▶ [EXERCISE PROMPT] Extract each line of the data and write it out again exactly.
§ §
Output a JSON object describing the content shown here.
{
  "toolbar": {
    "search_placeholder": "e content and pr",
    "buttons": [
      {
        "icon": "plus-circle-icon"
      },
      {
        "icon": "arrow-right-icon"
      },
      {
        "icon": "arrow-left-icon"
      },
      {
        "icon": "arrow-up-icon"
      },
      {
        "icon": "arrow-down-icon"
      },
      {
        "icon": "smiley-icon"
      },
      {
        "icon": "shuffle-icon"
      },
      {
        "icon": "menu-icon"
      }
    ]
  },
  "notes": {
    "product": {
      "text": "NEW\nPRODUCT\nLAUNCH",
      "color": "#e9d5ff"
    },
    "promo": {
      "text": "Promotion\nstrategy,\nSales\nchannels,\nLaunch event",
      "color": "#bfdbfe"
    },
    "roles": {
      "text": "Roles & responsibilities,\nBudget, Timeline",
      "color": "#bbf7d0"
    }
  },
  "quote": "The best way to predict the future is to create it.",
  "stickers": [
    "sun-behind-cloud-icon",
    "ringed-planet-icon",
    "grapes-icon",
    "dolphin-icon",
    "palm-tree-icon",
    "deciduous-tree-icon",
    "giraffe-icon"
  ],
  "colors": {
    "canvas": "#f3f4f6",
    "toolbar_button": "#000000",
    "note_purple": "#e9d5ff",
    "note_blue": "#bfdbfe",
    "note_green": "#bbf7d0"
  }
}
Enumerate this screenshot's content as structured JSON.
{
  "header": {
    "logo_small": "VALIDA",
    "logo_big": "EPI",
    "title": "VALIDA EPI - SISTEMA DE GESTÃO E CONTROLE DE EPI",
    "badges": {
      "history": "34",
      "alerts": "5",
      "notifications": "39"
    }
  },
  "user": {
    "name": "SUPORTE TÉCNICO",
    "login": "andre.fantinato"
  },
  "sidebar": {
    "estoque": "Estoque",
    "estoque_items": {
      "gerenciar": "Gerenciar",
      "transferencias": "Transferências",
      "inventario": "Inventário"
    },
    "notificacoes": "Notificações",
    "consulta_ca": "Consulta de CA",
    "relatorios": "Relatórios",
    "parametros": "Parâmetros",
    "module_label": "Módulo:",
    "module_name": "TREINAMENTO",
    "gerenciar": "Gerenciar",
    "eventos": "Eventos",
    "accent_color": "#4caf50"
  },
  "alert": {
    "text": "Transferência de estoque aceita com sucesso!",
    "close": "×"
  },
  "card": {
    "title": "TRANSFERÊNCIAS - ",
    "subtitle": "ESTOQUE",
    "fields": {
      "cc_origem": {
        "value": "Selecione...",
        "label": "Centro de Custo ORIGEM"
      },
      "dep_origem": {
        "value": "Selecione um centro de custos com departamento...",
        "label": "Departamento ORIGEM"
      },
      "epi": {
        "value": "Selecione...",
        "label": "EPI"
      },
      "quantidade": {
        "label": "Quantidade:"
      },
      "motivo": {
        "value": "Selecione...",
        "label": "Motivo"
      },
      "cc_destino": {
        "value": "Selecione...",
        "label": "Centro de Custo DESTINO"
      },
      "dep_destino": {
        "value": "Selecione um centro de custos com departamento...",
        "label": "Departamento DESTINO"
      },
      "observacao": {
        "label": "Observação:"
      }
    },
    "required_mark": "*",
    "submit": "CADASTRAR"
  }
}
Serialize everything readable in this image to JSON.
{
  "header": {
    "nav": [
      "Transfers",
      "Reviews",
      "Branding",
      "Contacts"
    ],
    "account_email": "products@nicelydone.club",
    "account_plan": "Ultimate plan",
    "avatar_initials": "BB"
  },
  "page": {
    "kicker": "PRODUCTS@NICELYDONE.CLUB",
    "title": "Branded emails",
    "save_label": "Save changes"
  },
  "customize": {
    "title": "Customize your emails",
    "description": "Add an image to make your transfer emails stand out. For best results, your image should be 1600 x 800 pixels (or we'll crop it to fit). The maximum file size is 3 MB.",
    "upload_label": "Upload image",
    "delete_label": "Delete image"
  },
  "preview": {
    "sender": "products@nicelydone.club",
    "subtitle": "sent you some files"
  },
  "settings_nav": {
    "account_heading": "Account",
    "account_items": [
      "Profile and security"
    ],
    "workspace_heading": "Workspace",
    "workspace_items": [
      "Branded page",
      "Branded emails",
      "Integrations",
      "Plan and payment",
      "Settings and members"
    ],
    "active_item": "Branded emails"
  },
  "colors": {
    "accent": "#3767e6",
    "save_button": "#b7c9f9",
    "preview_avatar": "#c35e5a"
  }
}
§ §
▶ [TASK SOLUTION]
Output a JSON object describing the content shown here.
{
  "toolbar": {
    "search_placeholder": "e content and pr",
    "buttons": [
      {
        "icon": "plus-circle-icon"
      },
      {
        "icon": "arrow-right-icon"
      },
      {
        "icon": "arrow-left-icon"
      },
      {
        "icon": "arrow-up-icon"
      },
      {
        "icon": "arrow-down-icon"
      },
      {
        "icon": "smiley-icon"
      },
      {
        "icon": "shuffle-icon"
      },
      {
        "icon": "menu-icon"
      }
    ]
  },
  "notes": {
    "product": {
      "text": "NEW\nPRODUCT\nLAUNCH",
      "color": "#e9d5ff"
    },
    "promo": {
      "text": "Promotion\nstrategy,\nSales\nchannels,\nLaunch event",
      "color": "#bfdbfe"
    },
    "roles": {
      "text": "Roles & responsibilities,\nBudget, Timeline",
      "color": "#bbf7d0"
    }
  },
  "quote": "The best way to predict the future is to create it.",
  "stickers": [
    "sun-behind-cloud-icon",
    "ringed-planet-icon",
    "grapes-icon",
    "dolphin-icon",
    "palm-tree-icon",
    "deciduous-tree-icon",
    "giraffe-icon"
  ],
  "colors": {
    "canvas": "#f3f4f6",
    "toolbar_button": "#000000",
    "note_purple": "#e9d5ff",
    "note_blue": "#bfdbfe",
    "note_green": "#bbf7d0"
  }
}
Enumerate this screenshot's content as structured JSON.
{
  "header": {
    "logo_small": "VALIDA",
    "logo_big": "EPI",
    "title": "VALIDA EPI - SISTEMA DE GESTÃO E CONTROLE DE EPI",
    "badges": {
      "history": "34",
      "alerts": "5",
      "notifications": "39"
    }
  },
  "user": {
    "name": "SUPORTE TÉCNICO",
    "login": "andre.fantinato"
  },
  "sidebar": {
    "estoque": "Estoque",
    "estoque_items": {
      "gerenciar": "Gerenciar",
      "transferencias": "Transferências",
      "inventario": "Inventário"
    },
    "notificacoes": "Notificações",
    "consulta_ca": "Consulta de CA",
    "relatorios": "Relatórios",
    "parametros": "Parâmetros",
    "module_label": "Módulo:",
    "module_name": "TREINAMENTO",
    "gerenciar": "Gerenciar",
    "eventos": "Eventos",
    "accent_color": "#4caf50"
  },
  "alert": {
    "text": "Transferência de estoque aceita com sucesso!",
    "close": "×"
  },
  "card": {
    "title": "TRANSFERÊNCIAS - ",
    "subtitle": "ESTOQUE",
    "fields": {
      "cc_origem": {
        "value": "Selecione...",
        "label": "Centro de Custo ORIGEM"
      },
      "dep_origem": {
        "value": "Selecione um centro de custos com departamento...",
        "label": "Departamento ORIGEM"
      },
      "epi": {
        "value": "Selecione...",
        "label": "EPI"
      },
      "quantidade": {
        "label": "Quantidade:"
      },
      "motivo": {
        "value": "Selecione...",
        "label": "Motivo"
      },
      "cc_destino": {
        "value": "Selecione...",
        "label": "Centro de Custo DESTINO"
      },
      "dep_destino": {
        "value": "Selecione um centro de custos com departamento...",
        "label": "Departamento DESTINO"
      },
      "observacao": {
        "label": "Observação:"
      }
    },
    "required_mark": "*",
    "submit": "CADASTRAR"
  }
}
Serialize everything readable in this image to JSON.
{
  "header": {
    "nav": [
      "Transfers",
      "Reviews",
      "Branding",
      "Contacts"
    ],
    "account_email": "products@nicelydone.club",
    "account_plan": "Ultimate plan",
    "avatar_initials": "BB"
  },
  "page": {
    "kicker": "PRODUCTS@NICELYDONE.CLUB",
    "title": "Branded emails",
    "save_label": "Save changes"
  },
  "customize": {
    "title": "Customize your emails",
    "description": "Add an image to make your transfer emails stand out. For best results, your image should be 1600 x 800 pixels (or we'll crop it to fit). The maximum file size is 3 MB.",
    "upload_label": "Upload image",
    "delete_label": "Delete image"
  },
  "preview": {
    "sender": "products@nicelydone.club",
    "subtitle": "sent you some files"
  },
  "settings_nav": {
    "account_heading": "Account",
    "account_items": [
      "Profile and security"
    ],
    "workspace_heading": "Workspace",
    "workspace_items": [
      "Branded page",
      "Branded emails",
      "Integrations",
      "Plan and payment",
      "Settings and members"
    ],
    "active_item": "Branded emails"
  },
  "colors": {
    "accent": "#3767e6",
    "save_button": "#b7c9f9",
    "preview_avatar": "#c35e5a"
  }
}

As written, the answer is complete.